• What the exercise asks:
Give back the entire listing verbatim.

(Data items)
## START
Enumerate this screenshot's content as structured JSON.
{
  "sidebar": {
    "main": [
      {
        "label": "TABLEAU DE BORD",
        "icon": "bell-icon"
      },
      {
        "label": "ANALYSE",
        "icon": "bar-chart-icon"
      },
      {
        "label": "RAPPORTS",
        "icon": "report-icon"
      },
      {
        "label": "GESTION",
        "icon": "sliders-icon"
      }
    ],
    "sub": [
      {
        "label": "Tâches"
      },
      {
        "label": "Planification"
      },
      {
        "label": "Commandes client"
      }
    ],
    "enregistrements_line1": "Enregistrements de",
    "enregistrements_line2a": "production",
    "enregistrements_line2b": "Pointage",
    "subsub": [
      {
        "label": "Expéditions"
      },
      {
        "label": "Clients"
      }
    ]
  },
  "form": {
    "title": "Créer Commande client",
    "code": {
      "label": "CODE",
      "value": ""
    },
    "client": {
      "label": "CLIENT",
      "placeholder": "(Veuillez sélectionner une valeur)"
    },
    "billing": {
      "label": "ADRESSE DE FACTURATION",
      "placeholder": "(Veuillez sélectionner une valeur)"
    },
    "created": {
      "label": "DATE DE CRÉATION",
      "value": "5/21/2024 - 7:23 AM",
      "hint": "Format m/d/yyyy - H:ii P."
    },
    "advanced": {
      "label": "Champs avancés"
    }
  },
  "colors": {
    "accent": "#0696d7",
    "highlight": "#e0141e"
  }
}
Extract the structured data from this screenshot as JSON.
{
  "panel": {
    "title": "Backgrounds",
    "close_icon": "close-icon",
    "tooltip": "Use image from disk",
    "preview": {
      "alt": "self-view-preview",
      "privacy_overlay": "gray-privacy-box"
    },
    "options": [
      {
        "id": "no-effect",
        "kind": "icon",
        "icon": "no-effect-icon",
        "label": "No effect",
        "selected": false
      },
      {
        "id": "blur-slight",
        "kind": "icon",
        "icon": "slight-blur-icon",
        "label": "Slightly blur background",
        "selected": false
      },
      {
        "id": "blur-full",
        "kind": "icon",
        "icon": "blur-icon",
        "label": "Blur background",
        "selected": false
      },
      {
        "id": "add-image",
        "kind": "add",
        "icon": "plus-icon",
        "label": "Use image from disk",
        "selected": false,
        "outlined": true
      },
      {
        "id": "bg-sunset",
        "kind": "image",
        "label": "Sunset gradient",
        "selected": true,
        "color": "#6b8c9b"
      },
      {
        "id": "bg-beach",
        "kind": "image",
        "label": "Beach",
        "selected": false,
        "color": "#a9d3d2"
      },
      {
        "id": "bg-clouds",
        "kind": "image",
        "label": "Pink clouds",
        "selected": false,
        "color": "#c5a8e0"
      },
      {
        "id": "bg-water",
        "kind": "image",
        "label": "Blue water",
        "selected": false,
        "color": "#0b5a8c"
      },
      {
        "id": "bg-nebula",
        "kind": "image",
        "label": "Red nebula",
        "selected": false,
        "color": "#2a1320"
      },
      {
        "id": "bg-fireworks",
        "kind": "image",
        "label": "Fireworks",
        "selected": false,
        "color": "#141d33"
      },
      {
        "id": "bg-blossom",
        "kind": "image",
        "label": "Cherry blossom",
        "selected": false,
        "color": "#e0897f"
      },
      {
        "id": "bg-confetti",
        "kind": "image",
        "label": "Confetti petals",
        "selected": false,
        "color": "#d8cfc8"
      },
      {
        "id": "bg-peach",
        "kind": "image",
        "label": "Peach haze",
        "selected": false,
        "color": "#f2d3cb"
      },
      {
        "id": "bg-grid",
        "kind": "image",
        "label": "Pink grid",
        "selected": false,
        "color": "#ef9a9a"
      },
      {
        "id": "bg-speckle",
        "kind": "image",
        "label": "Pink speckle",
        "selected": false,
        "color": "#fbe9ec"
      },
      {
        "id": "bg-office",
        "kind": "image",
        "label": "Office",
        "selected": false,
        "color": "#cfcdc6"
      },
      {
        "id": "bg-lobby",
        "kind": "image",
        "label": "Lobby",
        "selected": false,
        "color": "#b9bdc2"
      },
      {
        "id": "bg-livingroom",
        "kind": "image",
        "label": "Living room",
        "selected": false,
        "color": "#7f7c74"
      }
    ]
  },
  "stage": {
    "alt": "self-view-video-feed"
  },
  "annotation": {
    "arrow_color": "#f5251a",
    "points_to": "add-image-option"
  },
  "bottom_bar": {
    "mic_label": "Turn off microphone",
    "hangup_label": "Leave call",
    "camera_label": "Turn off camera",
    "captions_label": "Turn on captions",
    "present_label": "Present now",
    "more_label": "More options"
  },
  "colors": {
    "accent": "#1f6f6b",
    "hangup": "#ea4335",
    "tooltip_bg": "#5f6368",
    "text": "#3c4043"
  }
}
## END
• Response to the exercise:
Enumerate this screenshot's content as structured JSON.
{
  "sidebar": {
    "main": [
      {
        "label": "TABLEAU DE BORD",
        "icon": "bell-icon"
      },
      {
        "label": "ANALYSE",
        "icon": "bar-chart-icon"
      },
      {
        "label": "RAPPORTS",
        "icon": "report-icon"
      },
      {
        "label": "GESTION",
        "icon": "sliders-icon"
      }
    ],
    "sub": [
      {
        "label": "Tâches"
      },
      {
        "label": "Planification"
      },
      {
        "label": "Commandes client"
      }
    ],
    "enregistrements_line1": "Enregistrements de",
    "enregistrements_line2a": "production",
    "enregistrements_line2b": "Pointage",
    "subsub": [
      {
        "label": "Expéditions"
      },
      {
        "label": "Clients"
      }
    ]
  },
  "form": {
    "title": "Créer Commande client",
    "code": {
      "label": "CODE",
      "value": ""
    },
    "client": {
      "label": "CLIENT",
      "placeholder": "(Veuillez sélectionner une valeur)"
    },
    "billing": {
      "label": "ADRESSE DE FACTURATION",
      "placeholder": "(Veuillez sélectionner une valeur)"
    },
    "created": {
      "label": "DATE DE CRÉATION",
      "value": "5/21/2024 - 7:23 AM",
      "hint": "Format m/d/yyyy - H:ii P."
    },
    "advanced": {
      "label": "Champs avancés"
    }
  },
  "colors": {
    "accent": "#0696d7",
    "highlight": "#e0141e"
  }
}
Extract the structured data from this screenshot as JSON.
{
  "panel": {
    "title": "Backgrounds",
    "close_icon": "close-icon",
    "tooltip": "Use image from disk",
    "preview": {
      "alt": "self-view-preview",
      "privacy_overlay": "gray-privacy-box"
    },
    "options": [
      {
        "id": "no-effect",
        "kind": "icon",
        "icon": "no-effect-icon",
        "label": "No effect",
        "selected": false
      },
      {
        "id": "blur-slight",
        "kind": "icon",
        "icon": "slight-blur-icon",
        "label": "Slightly blur background",
        "selected": false
      },
      {
        "id": "blur-full",
        "kind": "icon",
        "icon": "blur-icon",
        "label": "Blur background",
        "selected": false
      },
      {
        "id": "add-image",
        "kind": "add",
        "icon": "plus-icon",
        "label": "Use image from disk",
        "selected": false,
        "outlined": true
      },
      {
        "id": "bg-sunset",
        "kind": "image",
        "label": "Sunset gradient",
        "selected": true,
        "color": "#6b8c9b"
      },
      {
        "id": "bg-beach",
        "kind": "image",
        "label": "Beach",
        "selected": false,
        "color": "#a9d3d2"
      },
      {
        "id": "bg-clouds",
        "kind": "image",
        "label": "Pink clouds",
        "selected": false,
        "color": "#c5a8e0"
      },
      {
        "id": "bg-water",
        "kind": "image",
        "label": "Blue water",
        "selected": false,
        "color": "#0b5a8c"
      },
      {
        "id": "bg-nebula",
        "kind": "image",
        "label": "Red nebula",
        "selected": false,
        "color": "#2a1320"
      },
      {
        "id": "bg-fireworks",
        "kind": "image",
        "label": "Fireworks",
        "selected": false,
        "color": "#141d33"
      },
      {
        "id": "bg-blossom",
        "kind": "image",
        "label": "Cherry blossom",
        "selected": false,
        "color": "#e0897f"
      },
      {
        "id": "bg-confetti",
        "kind": "image",
        "label": "Confetti petals",
        "selected": false,
        "color": "#d8cfc8"
      },
      {
        "id": "bg-peach",
        "kind": "image",
        "label": "Peach haze",
        "selected": false,
        "color": "#f2d3cb"
      },
      {
        "id": "bg-grid",
        "kind": "image",
        "label": "Pink grid",
        "selected": false,
        "color": "#ef9a9a"
      },
      {
        "id": "bg-speckle",
        "kind": "image",
        "label": "Pink speckle",
        "selected": false,
        "color": "#fbe9ec"
      },
      {
        "id": "bg-office",
        "kind": "image",
        "label": "Office",
        "selected": false,
        "color": "#cfcdc6"
      },
      {
        "id": "bg-lobby",
        "kind": "image",
        "label": "Lobby",
        "selected": false,
        "color": "#b9bdc2"
      },
      {
        "id": "bg-livingroom",
        "kind": "image",
        "label": "Living room",
        "selected": false,
        "color": "#7f7c74"
      }
    ]
  },
  "stage": {
    "alt": "self-view-video-feed"
  },
  "annotation": {
    "arrow_color": "#f5251a",
    "points_to": "add-image-option"
  },
  "bottom_bar": {
    "mic_label": "Turn off microphone",
    "hangup_label": "Leave call",
    "camera_label": "Turn off camera",
    "captions_label": "Turn on captions",
    "present_label": "Present now",
    "more_label": "More options"
  },
  "colors": {
    "accent": "#1f6f6b",
    "hangup": "#ea4335",
    "tooltip_bg": "#5f6368",
    "text": "#3c4043"
  }
}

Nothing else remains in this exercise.